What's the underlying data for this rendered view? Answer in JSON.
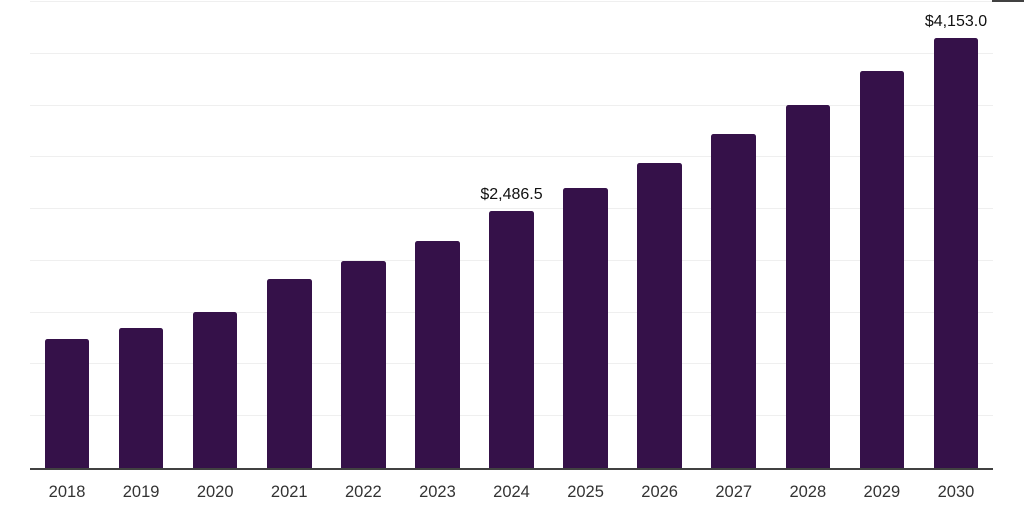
{
  "chart_data": {
    "type": "bar",
    "title": "",
    "xlabel": "",
    "ylabel": "",
    "categories": [
      "2018",
      "2019",
      "2020",
      "2021",
      "2022",
      "2023",
      "2024",
      "2025",
      "2026",
      "2027",
      "2028",
      "2029",
      "2030"
    ],
    "values": [
      1250,
      1352,
      1508,
      1824,
      2000,
      2193,
      2486.5,
      2708,
      2950,
      3226,
      3510,
      3830,
      4153
    ],
    "labeled_points": [
      {
        "category": "2024",
        "label": "$2,486.5"
      },
      {
        "category": "2030",
        "label": "$4,153.0"
      }
    ],
    "ylim": [
      0,
      4500
    ],
    "gridline_step": 500,
    "grid": true,
    "legend_position": "none",
    "y_axis_tick_labels_visible": false,
    "colors": {
      "bar": "#351149",
      "gridline": "#efefef",
      "axis_line": "#414141",
      "tick_label": "#333333",
      "data_label": "#111111",
      "background": "#ffffff"
    }
  }
}
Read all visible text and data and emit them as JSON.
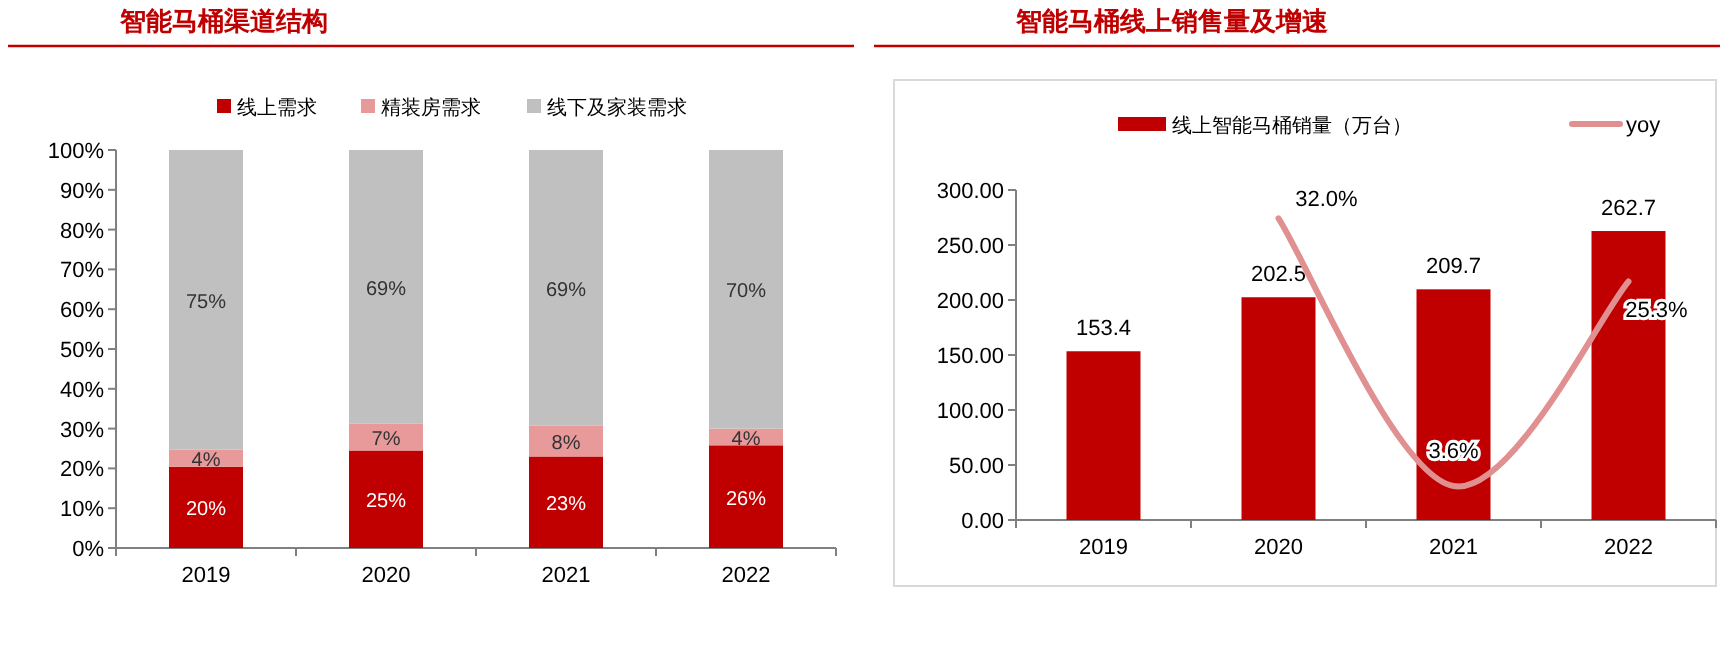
{
  "chart_data": [
    {
      "type": "bar",
      "title": "智能马桶渠道结构",
      "categories": [
        "2019",
        "2020",
        "2021",
        "2022"
      ],
      "stacked": true,
      "legend": "top",
      "series": [
        {
          "name": "线上需求",
          "color": "#c00000",
          "values": [
            20.4,
            24.5,
            23.0,
            25.8
          ],
          "value_labels": [
            "20%",
            "25%",
            "23%",
            "26%"
          ]
        },
        {
          "name": "精装房需求",
          "color": "#e8999a",
          "values": [
            4.3,
            6.8,
            7.7,
            4.2
          ],
          "value_labels": [
            "4%",
            "7%",
            "8%",
            "4%"
          ]
        },
        {
          "name": "线下及家装需求",
          "color": "#c0c0c0",
          "values": [
            75.3,
            68.7,
            69.3,
            70.0
          ],
          "value_labels": [
            "75%",
            "69%",
            "69%",
            "70%"
          ]
        }
      ],
      "ylim": [
        0,
        100
      ],
      "yticks": [
        {
          "value": 0,
          "label": "0%"
        },
        {
          "value": 10,
          "label": "10%"
        },
        {
          "value": 20,
          "label": "20%"
        },
        {
          "value": 30,
          "label": "30%"
        },
        {
          "value": 40,
          "label": "40%"
        },
        {
          "value": 50,
          "label": "50%"
        },
        {
          "value": 60,
          "label": "60%"
        },
        {
          "value": 70,
          "label": "70%"
        },
        {
          "value": 80,
          "label": "80%"
        },
        {
          "value": 90,
          "label": "90%"
        },
        {
          "value": 100,
          "label": "100%"
        }
      ]
    },
    {
      "type": "bar",
      "title": "智能马桶线上销售量及增速",
      "categories": [
        "2019",
        "2020",
        "2021",
        "2022"
      ],
      "legend": "top",
      "series": [
        {
          "name": "线上智能马桶销量（万台）",
          "color": "#c00000",
          "values": [
            153.4,
            202.5,
            209.7,
            262.7
          ],
          "value_labels": [
            "153.4",
            "202.5",
            "209.7",
            "262.7"
          ]
        },
        {
          "name": "yoy",
          "type": "line",
          "axis": "y2",
          "color": "#e09090",
          "values": [
            null,
            32.0,
            3.6,
            25.3
          ],
          "value_labels": [
            null,
            "32.0%",
            "3.6%",
            "25.3%"
          ]
        }
      ],
      "ylim": [
        0,
        300
      ],
      "yticks": [
        {
          "value": 0,
          "label": "0.00"
        },
        {
          "value": 50,
          "label": "50.00"
        },
        {
          "value": 100,
          "label": "100.00"
        },
        {
          "value": 150,
          "label": "150.00"
        },
        {
          "value": 200,
          "label": "200.00"
        },
        {
          "value": 250,
          "label": "250.00"
        },
        {
          "value": 300,
          "label": "300.00"
        }
      ],
      "y2lim": [
        0,
        35
      ]
    }
  ]
}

● ● ● ● ● ● ●

Task description:
Some lines of the records may hold the word "name". How many do? Answer with a number and nothing else.

Result for this exercise:
5